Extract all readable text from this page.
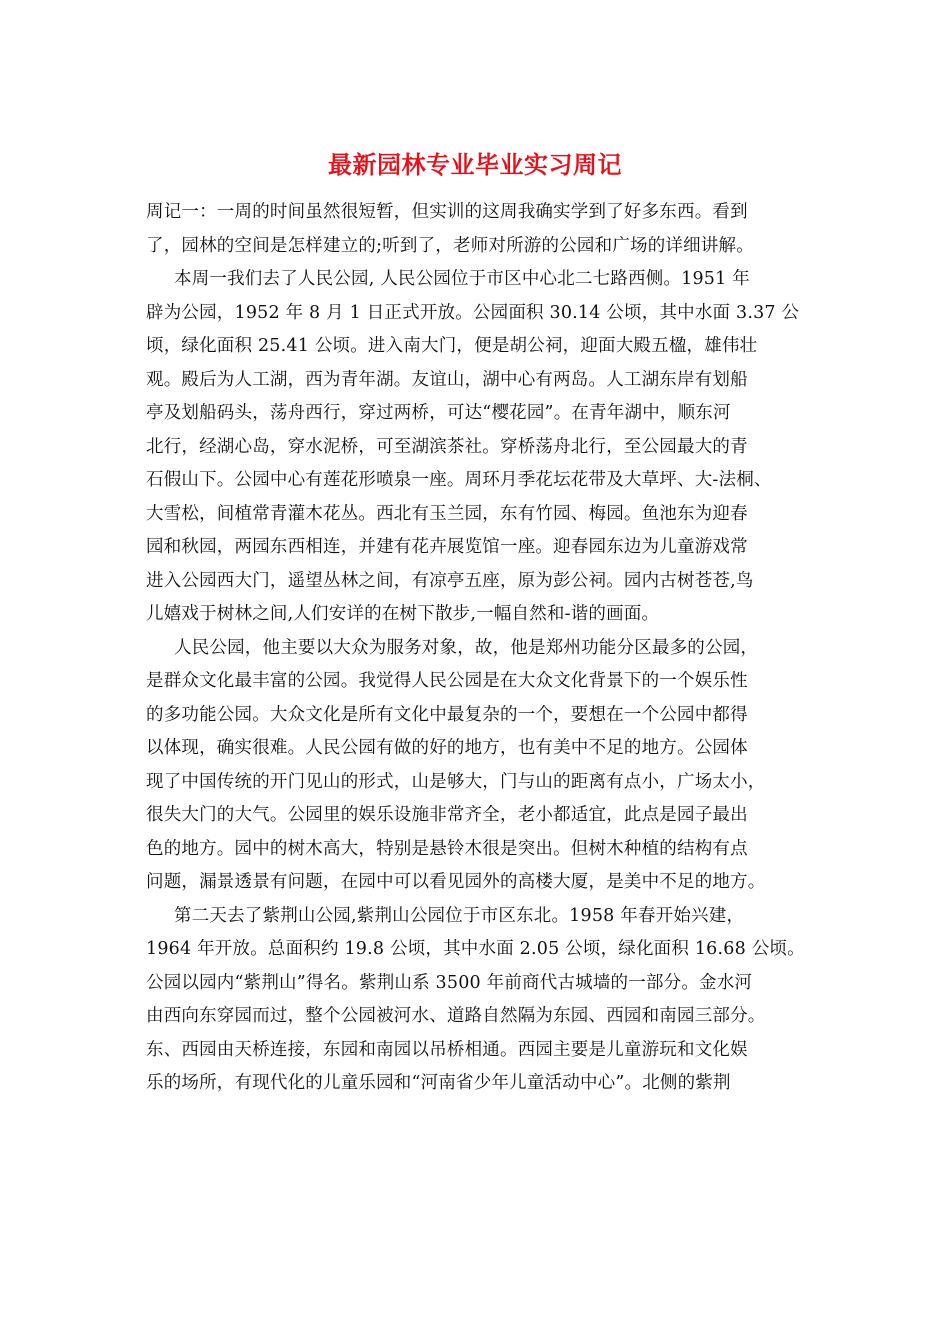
最新园林专业毕业实习周记
周记一：一周的时间虽然很短暂，但实训的这周我确实学到了好多东西。看到
了，园林的空间是怎样建立的;听到了，老师对所游的公园和广场的详细讲解。
本周一我们去了人民公园, 人民公园位于市区中心北二七路西侧。1951 年
辟为公园，1952 年 8 月 1 日正式开放。公园面积 30.14 公顷，其中水面 3.37 公
顷，绿化面积 25.41 公顷。进入南大门，便是胡公祠，迎面大殿五楹，雄伟壮
观。殿后为人工湖，西为青年湖。友谊山，湖中心有两岛。人工湖东岸有划船
亭及划船码头，荡舟西行，穿过两桥，可达“樱花园”。在青年湖中，顺东河
北行，经湖心岛，穿水泥桥，可至湖滨茶社。穿桥荡舟北行，至公园最大的青
石假山下。公园中心有莲花形喷泉一座。周环月季花坛花带及大草坪、大-法桐、
大雪松，间植常青灌木花丛。西北有玉兰园，东有竹园、梅园。鱼池东为迎春
园和秋园，两园东西相连，并建有花卉展览馆一座。迎春园东边为儿童游戏常
进入公园西大门，遥望丛林之间，有凉亭五座，原为彭公祠。园内古树苍苍,鸟
儿嬉戏于树林之间,人们安详的在树下散步,一幅自然和-谐的画面。
人民公园，他主要以大众为服务对象，故，他是郑州功能分区最多的公园，
是群众文化最丰富的公园。我觉得人民公园是在大众文化背景下的一个娱乐性
的多功能公园。大众文化是所有文化中最复杂的一个，要想在一个公园中都得
以体现，确实很难。人民公园有做的好的地方，也有美中不足的地方。公园体
现了中国传统的开门见山的形式，山是够大，门与山的距离有点小，广场太小，
很失大门的大气。公园里的娱乐设施非常齐全，老小都适宜，此点是园子最出
色的地方。园中的树木高大，特别是悬铃木很是突出。但树木种植的结构有点
问题，漏景透景有问题，在园中可以看见园外的高楼大厦，是美中不足的地方。
第二天去了紫荆山公园,紫荆山公园位于市区东北。1958 年春开始兴建，
1964 年开放。总面积约 19.8 公顷，其中水面 2.05 公顷，绿化面积 16.68 公顷。
公园以园内“紫荆山”得名。紫荆山系 3500 年前商代古城墙的一部分。金水河
由西向东穿园而过，整个公园被河水、道路自然隔为东园、西园和南园三部分。
东、西园由天桥连接，东园和南园以吊桥相通。西园主要是儿童游玩和文化娱
乐的场所，有现代化的儿童乐园和“河南省少年儿童活动中心”。北侧的紫荆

□ □ □ □

Check the data for the word "其中水面" and pull out the lines that have it.

# [Exercise answer]
辟为公园，1952 年 8 月 1 日正式开放。公园面积 30.14 公顷，其中水面 3.37 公
1964 年开放。总面积约 19.8 公顷，其中水面 2.05 公顷，绿化面积 16.68 公顷。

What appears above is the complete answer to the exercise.